## Directive:
Set down every record once more, exactly as given.

Collected data
## Start
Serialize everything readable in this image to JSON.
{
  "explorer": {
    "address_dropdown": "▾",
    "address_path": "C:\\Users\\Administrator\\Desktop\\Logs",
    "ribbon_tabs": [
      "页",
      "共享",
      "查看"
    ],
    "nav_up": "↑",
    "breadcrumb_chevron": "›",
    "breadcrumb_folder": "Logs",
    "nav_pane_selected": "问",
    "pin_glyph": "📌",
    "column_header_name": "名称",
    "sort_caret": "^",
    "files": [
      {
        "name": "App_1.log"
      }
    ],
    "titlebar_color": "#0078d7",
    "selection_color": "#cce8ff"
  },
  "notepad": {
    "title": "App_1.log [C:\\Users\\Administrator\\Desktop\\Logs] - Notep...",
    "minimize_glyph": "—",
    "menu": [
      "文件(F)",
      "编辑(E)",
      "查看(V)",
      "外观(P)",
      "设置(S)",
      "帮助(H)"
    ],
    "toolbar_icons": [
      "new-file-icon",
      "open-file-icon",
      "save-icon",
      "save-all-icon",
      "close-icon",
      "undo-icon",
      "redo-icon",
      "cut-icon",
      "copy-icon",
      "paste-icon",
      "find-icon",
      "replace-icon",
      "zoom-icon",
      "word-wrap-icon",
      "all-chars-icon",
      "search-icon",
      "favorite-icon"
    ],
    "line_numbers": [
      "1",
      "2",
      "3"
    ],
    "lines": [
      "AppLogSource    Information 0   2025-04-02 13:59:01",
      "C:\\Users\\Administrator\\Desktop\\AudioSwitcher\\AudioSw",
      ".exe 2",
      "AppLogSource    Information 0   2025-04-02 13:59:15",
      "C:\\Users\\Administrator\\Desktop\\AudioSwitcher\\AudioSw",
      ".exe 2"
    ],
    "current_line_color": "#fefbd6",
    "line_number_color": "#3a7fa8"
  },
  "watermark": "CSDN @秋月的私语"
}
## End
## Completed task:
Serialize everything readable in this image to JSON.
{
  "explorer": {
    "address_dropdown": "▾",
    "address_path": "C:\\Users\\Administrator\\Desktop\\Logs",
    "ribbon_tabs": [
      "页",
      "共享",
      "查看"
    ],
    "nav_up": "↑",
    "breadcrumb_chevron": "›",
    "breadcrumb_folder": "Logs",
    "nav_pane_selected": "问",
    "pin_glyph": "📌",
    "column_header_name": "名称",
    "sort_caret": "^",
    "files": [
      {
        "name": "App_1.log"
      }
    ],
    "titlebar_color": "#0078d7",
    "selection_color": "#cce8ff"
  },
  "notepad": {
    "title": "App_1.log [C:\\Users\\Administrator\\Desktop\\Logs] - Notep...",
    "minimize_glyph": "—",
    "menu": [
      "文件(F)",
      "编辑(E)",
      "查看(V)",
      "外观(P)",
      "设置(S)",
      "帮助(H)"
    ],
    "toolbar_icons": [
      "new-file-icon",
      "open-file-icon",
      "save-icon",
      "save-all-icon",
      "close-icon",
      "undo-icon",
      "redo-icon",
      "cut-icon",
      "copy-icon",
      "paste-icon",
      "find-icon",
      "replace-icon",
      "zoom-icon",
      "word-wrap-icon",
      "all-chars-icon",
      "search-icon",
      "favorite-icon"
    ],
    "line_numbers": [
      "1",
      "2",
      "3"
    ],
    "lines": [
      "AppLogSource    Information 0   2025-04-02 13:59:01",
      "C:\\Users\\Administrator\\Desktop\\AudioSwitcher\\AudioSw",
      ".exe 2",
      "AppLogSource    Information 0   2025-04-02 13:59:15",
      "C:\\Users\\Administrator\\Desktop\\AudioSwitcher\\AudioSw",
      ".exe 2"
    ],
    "current_line_color": "#fefbd6",
    "line_number_color": "#3a7fa8"
  },
  "watermark": "CSDN @秋月的私语"
}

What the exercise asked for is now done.